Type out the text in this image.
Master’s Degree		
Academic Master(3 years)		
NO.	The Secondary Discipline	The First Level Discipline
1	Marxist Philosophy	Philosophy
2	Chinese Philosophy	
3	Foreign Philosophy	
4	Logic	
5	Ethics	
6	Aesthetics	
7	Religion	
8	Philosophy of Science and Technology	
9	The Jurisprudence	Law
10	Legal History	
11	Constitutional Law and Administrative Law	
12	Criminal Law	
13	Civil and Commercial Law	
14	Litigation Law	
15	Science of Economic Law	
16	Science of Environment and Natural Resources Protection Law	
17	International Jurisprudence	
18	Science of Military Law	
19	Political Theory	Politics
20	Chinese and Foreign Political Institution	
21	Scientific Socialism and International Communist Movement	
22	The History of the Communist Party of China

# # # #

**Job:**
Which lines hold the string "History"? Copy all of them from the data above.

**Solution for this task:**
10	Legal History	
22	The History of the Communist Party of China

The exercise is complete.